**Collected data:**
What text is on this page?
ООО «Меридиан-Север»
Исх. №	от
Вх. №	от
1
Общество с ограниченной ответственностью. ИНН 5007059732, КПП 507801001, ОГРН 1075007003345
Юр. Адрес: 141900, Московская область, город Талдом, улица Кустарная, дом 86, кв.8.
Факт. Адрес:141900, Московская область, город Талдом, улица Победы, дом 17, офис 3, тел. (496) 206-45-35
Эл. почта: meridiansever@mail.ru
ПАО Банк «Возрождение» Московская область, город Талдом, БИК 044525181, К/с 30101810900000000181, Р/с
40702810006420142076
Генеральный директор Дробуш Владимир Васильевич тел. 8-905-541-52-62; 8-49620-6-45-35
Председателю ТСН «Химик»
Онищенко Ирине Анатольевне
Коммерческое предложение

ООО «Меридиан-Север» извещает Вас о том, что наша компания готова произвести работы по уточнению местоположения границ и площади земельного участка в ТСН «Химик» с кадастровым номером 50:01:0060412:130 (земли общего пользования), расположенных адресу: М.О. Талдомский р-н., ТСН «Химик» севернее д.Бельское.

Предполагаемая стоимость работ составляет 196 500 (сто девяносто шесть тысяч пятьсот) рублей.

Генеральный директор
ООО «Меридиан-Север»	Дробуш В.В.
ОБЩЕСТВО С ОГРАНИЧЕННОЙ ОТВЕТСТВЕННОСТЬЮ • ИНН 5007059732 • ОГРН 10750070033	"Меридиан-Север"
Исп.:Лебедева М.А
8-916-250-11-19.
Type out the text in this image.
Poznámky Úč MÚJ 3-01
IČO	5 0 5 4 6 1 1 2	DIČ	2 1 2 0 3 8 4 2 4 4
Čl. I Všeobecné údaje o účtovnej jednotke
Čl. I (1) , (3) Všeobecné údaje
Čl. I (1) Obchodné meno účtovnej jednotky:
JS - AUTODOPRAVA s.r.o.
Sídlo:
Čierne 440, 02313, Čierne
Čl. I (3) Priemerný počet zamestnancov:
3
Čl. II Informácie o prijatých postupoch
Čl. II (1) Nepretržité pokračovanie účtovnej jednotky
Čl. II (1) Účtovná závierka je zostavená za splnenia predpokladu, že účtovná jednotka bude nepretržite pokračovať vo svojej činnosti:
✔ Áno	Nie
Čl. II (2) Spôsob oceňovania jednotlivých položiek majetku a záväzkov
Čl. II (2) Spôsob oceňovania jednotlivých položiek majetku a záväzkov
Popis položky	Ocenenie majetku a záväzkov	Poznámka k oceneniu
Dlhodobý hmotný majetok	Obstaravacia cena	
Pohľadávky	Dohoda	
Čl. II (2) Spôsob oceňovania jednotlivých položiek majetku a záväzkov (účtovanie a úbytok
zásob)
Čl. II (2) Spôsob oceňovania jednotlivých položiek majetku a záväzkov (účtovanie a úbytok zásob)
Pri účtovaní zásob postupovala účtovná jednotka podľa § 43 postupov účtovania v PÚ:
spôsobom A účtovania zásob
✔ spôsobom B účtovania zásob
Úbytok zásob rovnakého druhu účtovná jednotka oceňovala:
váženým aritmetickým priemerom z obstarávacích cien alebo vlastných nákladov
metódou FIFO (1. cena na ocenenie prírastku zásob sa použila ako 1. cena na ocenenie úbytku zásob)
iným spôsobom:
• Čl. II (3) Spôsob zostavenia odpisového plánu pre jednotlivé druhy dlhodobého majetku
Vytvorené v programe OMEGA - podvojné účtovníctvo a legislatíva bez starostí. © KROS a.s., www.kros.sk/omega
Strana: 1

**WHAT YOU ARE ASKED TO DO:**
The answer consists only of the lines from the one containing "Type out the text in this image." to the end of the records, each written out exactly.

**SOLVED PROBLEM:**
Type out the text in this image.
Poznámky Úč MÚJ 3-01
IČO	5 0 5 4 6 1 1 2	DIČ	2 1 2 0 3 8 4 2 4 4
Čl. I Všeobecné údaje o účtovnej jednotke
Čl. I (1) , (3) Všeobecné údaje
Čl. I (1) Obchodné meno účtovnej jednotky:
JS - AUTODOPRAVA s.r.o.
Sídlo:
Čierne 440, 02313, Čierne
Čl. I (3) Priemerný počet zamestnancov:
3
Čl. II Informácie o prijatých postupoch
Čl. II (1) Nepretržité pokračovanie účtovnej jednotky
Čl. II (1) Účtovná závierka je zostavená za splnenia predpokladu, že účtovná jednotka bude nepretržite pokračovať vo svojej činnosti:
✔ Áno	Nie
Čl. II (2) Spôsob oceňovania jednotlivých položiek majetku a záväzkov
Čl. II (2) Spôsob oceňovania jednotlivých položiek majetku a záväzkov
Popis položky	Ocenenie majetku a záväzkov	Poznámka k oceneniu
Dlhodobý hmotný majetok	Obstaravacia cena	
Pohľadávky	Dohoda	
Čl. II (2) Spôsob oceňovania jednotlivých položiek majetku a záväzkov (účtovanie a úbytok
zásob)
Čl. II (2) Spôsob oceňovania jednotlivých položiek majetku a záväzkov (účtovanie a úbytok zásob)
Pri účtovaní zásob postupovala účtovná jednotka podľa § 43 postupov účtovania v PÚ:
spôsobom A účtovania zásob
✔ spôsobom B účtovania zásob
Úbytok zásob rovnakého druhu účtovná jednotka oceňovala:
váženým aritmetickým priemerom z obstarávacích cien alebo vlastných nákladov
metódou FIFO (1. cena na ocenenie prírastku zásob sa použila ako 1. cena na ocenenie úbytku zásob)
iným spôsobom:
• Čl. II (3) Spôsob zostavenia odpisového plánu pre jednotlivé druhy dlhodobého majetku
Vytvorené v programe OMEGA - podvojné účtovníctvo a legislatíva bez starostí. © KROS a.s., www.kros.sk/omega
Strana: 1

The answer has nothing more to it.